* [SUPPLIED MATERIAL]:
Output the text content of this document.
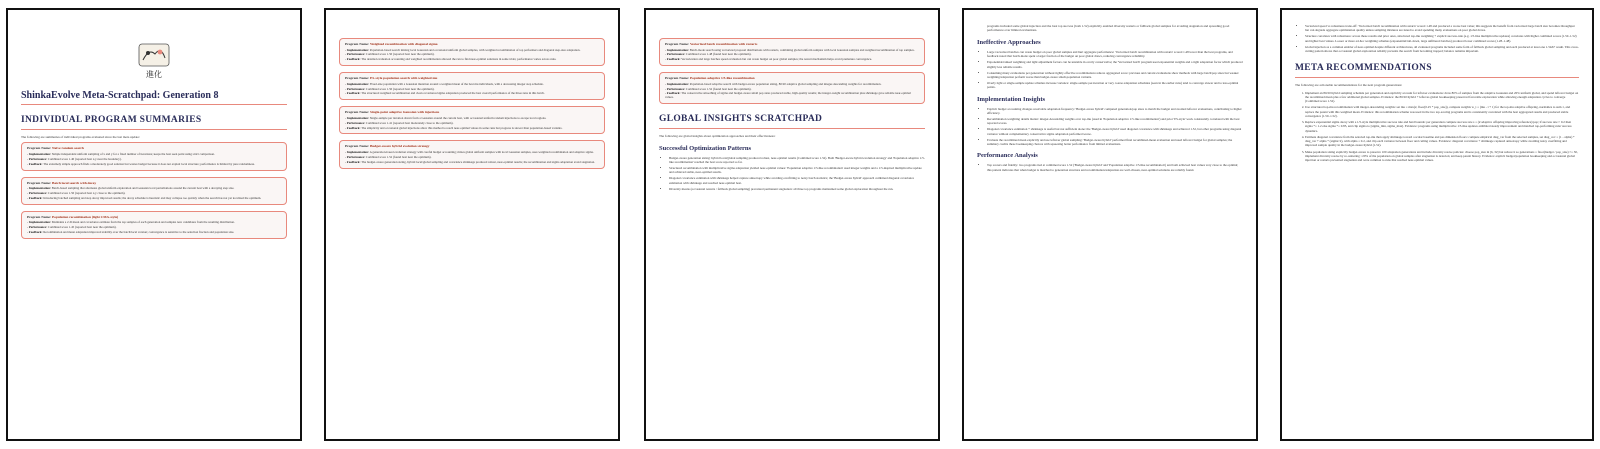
進化
ShinkaEvolve Meta-Scratchpad: Generation 8
INDIVIDUAL PROGRAM SUMMARIES

The following are summaries of individual programs evaluated since the last meta update:

Program Name: Naive random search

- Implementation: Simple independent uniform sampling of x and y for a fixed number of iterations; keeps the best seen point using strict comparison.

- Performance: Combined score 1.40 (reported best x,y near the boundary).

- Feedback: The extremely simple approach finds a moderately good solution but wastes budget because it does not exploit local structure; performance is limited by pure randomness.

Program Name: Batch local search with decay

- Implementation: Batch-based sampling that alternates global uniform exploration and Gaussian local perturbations around the current best with a decaying step size.

- Performance: Combined score 1.50 (reported best x,y close to the optimum).

- Feedback: Introducing batched sampling and step decay improved results; the decay schedule is heuristic and may collapse too quickly when the search has not yet localized the optimum.

Program Name: Population recombination (light CMA-style)

- Implementation: Maintains a 2-D mean and covariance estimate from the top samples of each generation and samples new candidates from the resulting distribution.

- Performance: Combined score 1.45 (reported best near the optimum).

- Feedback: Recombination and mean adaptation improved stability over the batch/local version; convergence is sensitive to the selection fraction and population size.

Program Name: Weighted recombination with diagonal sigma

- Implementation: Population-based search mixing local Gaussian and occasional uniform global samples, with weighted recombination of top performers and diagonal step-size adaptation.

- Performance: Combined score 1.50 (reported best near the optimum).

- Feedback: The detailed evaluation accounting and weighted recombination allowed the run to find near-optimal solutions in some trials; performance varies across runs.

Program Name: ES-style population search with weighted mu

- Implementation: Fixed-size population with a Gaussian mutation around a weighted mean of the best mu individuals, with a decreasing integer step schedule.

- Performance: Combined score 1.50 (reported best near the optimum).

- Feedback: The structured weighted recombination and clean covariance/sigma adaptation produced the best overall performance of the three runs in this batch.

Program Name: Single-point adaptive Gaussian with injections

- Implementation: Single-sample per iteration drawn from a Gaussian around the current best, with occasional uniform random injections to escape local regions.

- Performance: Combined score 1.41 (reported best moderately close to the optimum).

- Feedback: The simplicity and occasional global injections allow this method to reach near-optimal values in some runs but progress is slower than population-based variants.

Program Name: Budget-aware hybrid evolution strategy

- Implementation: A generation-based evolution strategy with careful budget accounting; mixes global uniform samples with local Gaussian samples, uses weighted recombination and adaptive sigma.

- Performance: Combined score 1.52 (found best near the optimum).

- Feedback: The budget-aware generation sizing, hybrid local/global sampling and covariance shrinkage produced robust, near-optimal results; the recombination and sigma adaptation avoid stagnation.

Program Name: Vectorized batch recombination with restarts

- Implementation: Batch-mode search using vectorized proposal distributions with restarts, combining global uniform samples with local Gaussian samples and weighted recombination of top samples.

- Performance: Combined score 1.48 (found best near the optimum).

- Feedback: Vectorization and large batches speed evaluation but can waste budget on poor global samples; the restart mechanism helps avoid premature convergence.

Program Name: Population adaptive 1/5-like recombination

- Implementation: Population-based adaptive search with budget-aware population sizing, 80/20 adaptive global sampling and integer-descending weights for recombination.

- Performance: Combined score 1.52 (found best near the optimum).

- Feedback: The conservative smoothing of sigma and budget-aware small pop sizes produced stable, high-quality results; the integer-weight recombination plus shrinkage gave reliable near-optimal values.

GLOBAL INSIGHTS SCRATCHPAD

The following are global insights about optimization approaches and their effectiveness:

Successful Optimization Patterns
• Budget-aware generation sizing: hybrid local/global sampling produced robust, near-optimal results (Combined score 1.52). Both 'Budget-aware hybrid evolution strategy' and 'Population adaptive 1/5-like recombination' reached the best score reported so far.
• Structured recombination with multiplicative sigma adaptation yielded near-optimal values: 'Population adaptive 1/5-like recombination' used integer weights and a 1/5-inspired multiplicative update and achieved stable, near-optimal results.
• Diagonal covariance estimation with shrinkage helped capture anisotropy while avoiding overfitting to noisy batch statistics; the 'Budget-aware hybrid' approach combined diagonal covariance estimation with shrinkage and reached near-optimal best.
• Diversity means (occasional restarts / fallback global sampling) prevented permanent stagnation: all three top programs maintained some global exploration throughout the run.

programs included some global injection and the best top success (both 1.52) explicitly enabled diversity restarts or fallback global samples for avoiding stagnation and spreading good performance over limited evaluations.

Ineffective Approaches
• Large vectorized batches can waste budget on poor global samples and hurt aggregate performance: 'Vectorized batch recombination with restarts' scored 1.48 lower than the best programs, and feedback noted that batch-mode spent a larger fraction of the budget on poor global draws, reducing convergence reliability.
• Exponential/ranked weighting and tight adjustment factors can be unstable in overly conservative; the 'Vectorized batch' program used exponential weights and a tight adaptation factor which produced slightly less reliable results.
• Consuming many evaluations per generation without tightly effective recombination reduces aggregated score: previous and current evaluations show methods with large batch/pop sizes but weaker weighting/adaptation perform worse than budget-aware small-population variants.
• Overly tight or single-sample update schemes increase variance: single-sample per-iteration or very coarse adaptation schedules (seen in the earlier runs) tend to converge slower and to less-optimal points.
Implementation Insights
• Explicit budget accounting changes resolvable adaptation frequency: 'Budget-aware hybrid' computed generation/pop sizes to match the budget and avoided leftover evaluations, contributing to higher efficiency.
• Recombination weighting details matter: integer-descending weights over top-mu (used in 'Population adaptive 1/5-like recombination') and prior 'ES-style' work consistently correlated with the best reported scores.
• Diagonal covariance estimation + shrinkage is useful but not sufficient alone: the 'Budget-aware hybrid' used diagonal covariance with shrinkage and achieved 1.52, but other programs using diagonal variance without complementary conservative sigma adaptation performed worse.
• Evaluate the recombined mean explicitly and use leftover global sampling: 'Budget-aware hybrid' performed final recombined-mean evaluation and used leftover budget for global samples; the summary credits these bookkeeping choices with squeezing better performance from limited evaluations.
Performance Analysis
• Top scorers and fidelity: two programs tied at combined score 1.52 ('Budget-aware hybrid' and 'Population adaptive 1/5-like recombination') and both achieved best values very close to the optimal; this pattern indicates that when budget is matched to generation structure and recombination/adaptation are well-chosen, near-optimal solutions are reliably found.
• Vectorized speed vs robustness trade-off: 'Vectorized batch recombination with restarts' scored 1.48 and produced a worse best value; this suggests the benefit from vectorized large batch size becomes throughput but can degrade aggregate optimization quality unless sampling mixtures are tuned to avoid spending many evaluations on poor global draws.
• Structure correlates with robustness: across these results and prior ones, structured top-mu weighting + explicit success-rule (e.g. 1/5-like multiplicative updates) correlates with higher combined scores (1.50–1.52) and tighter best values. Looser or more ad-hoc weighting schemes (exponential/tail-down, large unfiltered batches) produced lower combined scores (1.28–1.48).
• Global injection as a common enabler of near-optimal despite different architectures, all evaluated programs included some form of fallback global sampling and each produced at least one 1.5ish+ result. This cross-cutting pattern shows that occasional global exploration reliably prevents the search from becoming trapped; balance remains important.
META RECOMMENDATIONS

The following are actionable recommendations for the next program generations:

1. Implement an 80/20 hybrid sampling schedule per generation and explicitly account for leftover evaluations: draw 80% of samples from the adaptive Gaussian and 20% uniform global, and spend leftover budget on the recombined mean plus a few additional global samples. Evidence: the 80/20 hybrid + leftover-global bookkeeping preserved favorable exploration while allowing enough adaptation cycles to converge (Combined score 1.52).
2. Use structured top-mu recombination with integer-descending weights: set mu = max(2, floor(0.25 * pop_size)), compute weights w_i = (mu - i + 1) for the top-mu adaptive offspring, normalize to sum 1, and replace the parent with this weighted mean. Evidence: this recombination scheme was used in the two top-scoring programs and is consistently correlated with the best aggregated results and produced stable convergence (1.50–1.52).
3. Replace exponential sigma decay with a 1/5-style multiplicative success rule and hard bounds: per generation compute success rate s = (# adaptive offspring improving reference)/pop; if success rate > 0.2 then sigma *= 1.2 else sigma *= 0.85, and clip sigma to [sigma_min, sigma_max]. Evidence: programs using multiplicative 1/5-like updates exhibited steady improvement and matched top-performing runs' success dynamics.
4. Estimate diagonal covariance from the selected top-mu then apply shrinkage toward a scalar baseline and per-dimension floors: compute empirical diag_var from the selected samples, set diag_cov = (1 - alpha) * diag_var + alpha * (sigma^2), with alpha = 0.2, and clip each variance between floor and ceiling values. Evidence: diagonal covariance + shrinkage captured anisotropy while avoiding noisy overfitting and improved sample quality in the budget-aware hybrid (1.52).
5. Make population sizing explicitly budget-aware to preserve 100 adaptation generations and include diversity rescue policies: choose pop_size in [6, 32] but reduce it so generations = floor(budget / pop_size) >= 30, implement diversity rescue by re-centering ~20% of the population on global samples after stagnation is detected, and keep parent history. Evidence: explicit budget/population bookkeeping and occasional global injection or restarts prevented stagnation and were common to runs that reached near-optimal values.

* [BRIEF]:
Every line holding "reliable" should be copied out.

* [TASK RESPONSE]:
- Feedback: The conservative smoothing of sigma and budget-aware small pop sizes produced stable, high-quality results; the integer-weight recombination plus shrinkage gave reliable near-optimal values.
• Exponential/ranked weighting and tight adjustment factors can be unstable in overly conservative; the 'Vectorized batch' program used exponential weights and a tight adaptation factor which produced slightly less reliable results.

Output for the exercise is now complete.